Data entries
╔══

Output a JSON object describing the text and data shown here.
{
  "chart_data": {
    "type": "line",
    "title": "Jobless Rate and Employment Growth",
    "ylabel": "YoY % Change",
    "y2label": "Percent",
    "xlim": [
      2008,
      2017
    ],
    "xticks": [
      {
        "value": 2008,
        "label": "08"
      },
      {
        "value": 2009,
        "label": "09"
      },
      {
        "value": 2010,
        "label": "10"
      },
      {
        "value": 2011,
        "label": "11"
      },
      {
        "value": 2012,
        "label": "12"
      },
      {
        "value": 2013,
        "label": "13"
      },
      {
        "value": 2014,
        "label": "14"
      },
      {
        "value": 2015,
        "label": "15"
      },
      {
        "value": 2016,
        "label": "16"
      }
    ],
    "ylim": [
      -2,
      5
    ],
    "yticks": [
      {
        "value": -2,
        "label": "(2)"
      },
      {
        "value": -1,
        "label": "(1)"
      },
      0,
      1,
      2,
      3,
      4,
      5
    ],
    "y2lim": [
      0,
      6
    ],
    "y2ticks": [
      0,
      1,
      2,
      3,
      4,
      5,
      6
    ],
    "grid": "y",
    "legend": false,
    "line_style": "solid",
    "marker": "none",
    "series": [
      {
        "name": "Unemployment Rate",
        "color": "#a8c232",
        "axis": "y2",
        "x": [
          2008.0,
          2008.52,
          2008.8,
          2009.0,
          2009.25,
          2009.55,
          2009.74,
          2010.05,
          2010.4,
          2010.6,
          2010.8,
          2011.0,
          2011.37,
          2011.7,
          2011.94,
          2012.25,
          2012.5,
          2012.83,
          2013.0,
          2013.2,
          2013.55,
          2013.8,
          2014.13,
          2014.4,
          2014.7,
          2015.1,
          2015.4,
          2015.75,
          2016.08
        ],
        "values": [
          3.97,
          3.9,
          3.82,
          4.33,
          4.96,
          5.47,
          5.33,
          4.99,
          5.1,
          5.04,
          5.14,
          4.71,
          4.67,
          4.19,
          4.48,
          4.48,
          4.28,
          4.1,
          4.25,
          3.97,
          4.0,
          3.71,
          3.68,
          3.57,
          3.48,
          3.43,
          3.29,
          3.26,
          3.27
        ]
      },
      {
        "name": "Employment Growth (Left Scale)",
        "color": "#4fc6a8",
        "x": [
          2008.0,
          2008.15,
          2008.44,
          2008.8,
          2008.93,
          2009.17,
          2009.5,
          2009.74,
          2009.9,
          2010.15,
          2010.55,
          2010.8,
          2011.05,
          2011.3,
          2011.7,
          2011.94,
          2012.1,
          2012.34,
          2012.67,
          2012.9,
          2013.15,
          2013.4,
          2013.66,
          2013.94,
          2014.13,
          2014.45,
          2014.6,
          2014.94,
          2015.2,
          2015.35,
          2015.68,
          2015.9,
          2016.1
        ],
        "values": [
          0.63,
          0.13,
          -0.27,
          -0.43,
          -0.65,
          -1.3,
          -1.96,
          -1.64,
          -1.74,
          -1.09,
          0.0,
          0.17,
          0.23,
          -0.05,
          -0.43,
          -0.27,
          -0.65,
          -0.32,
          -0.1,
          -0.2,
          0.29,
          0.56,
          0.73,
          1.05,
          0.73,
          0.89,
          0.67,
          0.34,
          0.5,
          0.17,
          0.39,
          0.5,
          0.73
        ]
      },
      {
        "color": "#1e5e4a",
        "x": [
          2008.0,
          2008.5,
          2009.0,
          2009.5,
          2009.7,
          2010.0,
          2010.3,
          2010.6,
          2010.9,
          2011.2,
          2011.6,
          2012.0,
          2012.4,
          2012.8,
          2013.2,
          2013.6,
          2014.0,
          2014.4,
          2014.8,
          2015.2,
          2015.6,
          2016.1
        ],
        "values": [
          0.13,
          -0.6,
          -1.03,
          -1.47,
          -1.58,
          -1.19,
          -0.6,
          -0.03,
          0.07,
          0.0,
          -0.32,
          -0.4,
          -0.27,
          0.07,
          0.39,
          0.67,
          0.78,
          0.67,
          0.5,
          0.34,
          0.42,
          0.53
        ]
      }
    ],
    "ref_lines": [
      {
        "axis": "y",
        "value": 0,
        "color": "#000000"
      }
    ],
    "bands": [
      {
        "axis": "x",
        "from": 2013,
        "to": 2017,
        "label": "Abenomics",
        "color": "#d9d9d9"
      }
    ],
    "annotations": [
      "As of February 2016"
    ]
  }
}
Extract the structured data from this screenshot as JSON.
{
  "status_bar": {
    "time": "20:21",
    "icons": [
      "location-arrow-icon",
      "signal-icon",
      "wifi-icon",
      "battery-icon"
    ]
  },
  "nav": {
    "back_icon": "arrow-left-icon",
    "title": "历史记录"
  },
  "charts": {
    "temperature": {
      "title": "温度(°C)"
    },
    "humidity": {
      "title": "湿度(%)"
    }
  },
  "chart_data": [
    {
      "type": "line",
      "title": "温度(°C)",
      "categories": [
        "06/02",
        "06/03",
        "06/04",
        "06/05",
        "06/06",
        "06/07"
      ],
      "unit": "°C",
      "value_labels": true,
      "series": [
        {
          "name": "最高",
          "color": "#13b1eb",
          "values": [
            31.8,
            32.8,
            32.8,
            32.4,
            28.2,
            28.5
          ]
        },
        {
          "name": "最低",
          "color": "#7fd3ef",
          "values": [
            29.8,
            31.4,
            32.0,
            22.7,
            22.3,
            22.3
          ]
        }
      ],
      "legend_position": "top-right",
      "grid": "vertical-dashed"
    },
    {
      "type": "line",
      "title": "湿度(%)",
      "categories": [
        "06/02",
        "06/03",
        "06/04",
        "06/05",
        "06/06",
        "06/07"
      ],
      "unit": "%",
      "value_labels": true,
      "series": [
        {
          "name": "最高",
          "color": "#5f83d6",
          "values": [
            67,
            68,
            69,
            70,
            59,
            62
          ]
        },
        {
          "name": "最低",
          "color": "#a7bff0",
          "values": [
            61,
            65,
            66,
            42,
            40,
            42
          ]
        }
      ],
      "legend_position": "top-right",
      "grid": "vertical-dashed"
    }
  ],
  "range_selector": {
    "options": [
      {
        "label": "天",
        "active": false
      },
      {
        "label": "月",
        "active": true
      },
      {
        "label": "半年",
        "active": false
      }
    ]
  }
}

╚══

| Exercise instructions |
Repeat the entries above exactly, leaving nothing out.

| In response |
Output a JSON object describing the text and data shown here.
{
  "chart_data": {
    "type": "line",
    "title": "Jobless Rate and Employment Growth",
    "ylabel": "YoY % Change",
    "y2label": "Percent",
    "xlim": [
      2008,
      2017
    ],
    "xticks": [
      {
        "value": 2008,
        "label": "08"
      },
      {
        "value": 2009,
        "label": "09"
      },
      {
        "value": 2010,
        "label": "10"
      },
      {
        "value": 2011,
        "label": "11"
      },
      {
        "value": 2012,
        "label": "12"
      },
      {
        "value": 2013,
        "label": "13"
      },
      {
        "value": 2014,
        "label": "14"
      },
      {
        "value": 2015,
        "label": "15"
      },
      {
        "value": 2016,
        "label": "16"
      }
    ],
    "ylim": [
      -2,
      5
    ],
    "yticks": [
      {
        "value": -2,
        "label": "(2)"
      },
      {
        "value": -1,
        "label": "(1)"
      },
      0,
      1,
      2,
      3,
      4,
      5
    ],
    "y2lim": [
      0,
      6
    ],
    "y2ticks": [
      0,
      1,
      2,
      3,
      4,
      5,
      6
    ],
    "grid": "y",
    "legend": false,
    "line_style": "solid",
    "marker": "none",
    "series": [
      {
        "name": "Unemployment Rate",
        "color": "#a8c232",
        "axis": "y2",
        "x": [
          2008.0,
          2008.52,
          2008.8,
          2009.0,
          2009.25,
          2009.55,
          2009.74,
          2010.05,
          2010.4,
          2010.6,
          2010.8,
          2011.0,
          2011.37,
          2011.7,
          2011.94,
          2012.25,
          2012.5,
          2012.83,
          2013.0,
          2013.2,
          2013.55,
          2013.8,
          2014.13,
          2014.4,
          2014.7,
          2015.1,
          2015.4,
          2015.75,
          2016.08
        ],
        "values": [
          3.97,
          3.9,
          3.82,
          4.33,
          4.96,
          5.47,
          5.33,
          4.99,
          5.1,
          5.04,
          5.14,
          4.71,
          4.67,
          4.19,
          4.48,
          4.48,
          4.28,
          4.1,
          4.25,
          3.97,
          4.0,
          3.71,
          3.68,
          3.57,
          3.48,
          3.43,
          3.29,
          3.26,
          3.27
        ]
      },
      {
        "name": "Employment Growth (Left Scale)",
        "color": "#4fc6a8",
        "x": [
          2008.0,
          2008.15,
          2008.44,
          2008.8,
          2008.93,
          2009.17,
          2009.5,
          2009.74,
          2009.9,
          2010.15,
          2010.55,
          2010.8,
          2011.05,
          2011.3,
          2011.7,
          2011.94,
          2012.1,
          2012.34,
          2012.67,
          2012.9,
          2013.15,
          2013.4,
          2013.66,
          2013.94,
          2014.13,
          2014.45,
          2014.6,
          2014.94,
          2015.2,
          2015.35,
          2015.68,
          2015.9,
          2016.1
        ],
        "values": [
          0.63,
          0.13,
          -0.27,
          -0.43,
          -0.65,
          -1.3,
          -1.96,
          -1.64,
          -1.74,
          -1.09,
          0.0,
          0.17,
          0.23,
          -0.05,
          -0.43,
          -0.27,
          -0.65,
          -0.32,
          -0.1,
          -0.2,
          0.29,
          0.56,
          0.73,
          1.05,
          0.73,
          0.89,
          0.67,
          0.34,
          0.5,
          0.17,
          0.39,
          0.5,
          0.73
        ]
      },
      {
        "color": "#1e5e4a",
        "x": [
          2008.0,
          2008.5,
          2009.0,
          2009.5,
          2009.7,
          2010.0,
          2010.3,
          2010.6,
          2010.9,
          2011.2,
          2011.6,
          2012.0,
          2012.4,
          2012.8,
          2013.2,
          2013.6,
          2014.0,
          2014.4,
          2014.8,
          2015.2,
          2015.6,
          2016.1
        ],
        "values": [
          0.13,
          -0.6,
          -1.03,
          -1.47,
          -1.58,
          -1.19,
          -0.6,
          -0.03,
          0.07,
          0.0,
          -0.32,
          -0.4,
          -0.27,
          0.07,
          0.39,
          0.67,
          0.78,
          0.67,
          0.5,
          0.34,
          0.42,
          0.53
        ]
      }
    ],
    "ref_lines": [
      {
        "axis": "y",
        "value": 0,
        "color": "#000000"
      }
    ],
    "bands": [
      {
        "axis": "x",
        "from": 2013,
        "to": 2017,
        "label": "Abenomics",
        "color": "#d9d9d9"
      }
    ],
    "annotations": [
      "As of February 2016"
    ]
  }
}
Extract the structured data from this screenshot as JSON.
{
  "status_bar": {
    "time": "20:21",
    "icons": [
      "location-arrow-icon",
      "signal-icon",
      "wifi-icon",
      "battery-icon"
    ]
  },
  "nav": {
    "back_icon": "arrow-left-icon",
    "title": "历史记录"
  },
  "charts": {
    "temperature": {
      "title": "温度(°C)"
    },
    "humidity": {
      "title": "湿度(%)"
    }
  },
  "chart_data": [
    {
      "type": "line",
      "title": "温度(°C)",
      "categories": [
        "06/02",
        "06/03",
        "06/04",
        "06/05",
        "06/06",
        "06/07"
      ],
      "unit": "°C",
      "value_labels": true,
      "series": [
        {
          "name": "最高",
          "color": "#13b1eb",
          "values": [
            31.8,
            32.8,
            32.8,
            32.4,
            28.2,
            28.5
          ]
        },
        {
          "name": "最低",
          "color": "#7fd3ef",
          "values": [
            29.8,
            31.4,
            32.0,
            22.7,
            22.3,
            22.3
          ]
        }
      ],
      "legend_position": "top-right",
      "grid": "vertical-dashed"
    },
    {
      "type": "line",
      "title": "湿度(%)",
      "categories": [
        "06/02",
        "06/03",
        "06/04",
        "06/05",
        "06/06",
        "06/07"
      ],
      "unit": "%",
      "value_labels": true,
      "series": [
        {
          "name": "最高",
          "color": "#5f83d6",
          "values": [
            67,
            68,
            69,
            70,
            59,
            62
          ]
        },
        {
          "name": "最低",
          "color": "#a7bff0",
          "values": [
            61,
            65,
            66,
            42,
            40,
            42
          ]
        }
      ],
      "legend_position": "top-right",
      "grid": "vertical-dashed"
    }
  ],
  "range_selector": {
    "options": [
      {
        "label": "天",
        "active": false
      },
      {
        "label": "月",
        "active": true
      },
      {
        "label": "半年",
        "active": false
      }
    ]
  }
}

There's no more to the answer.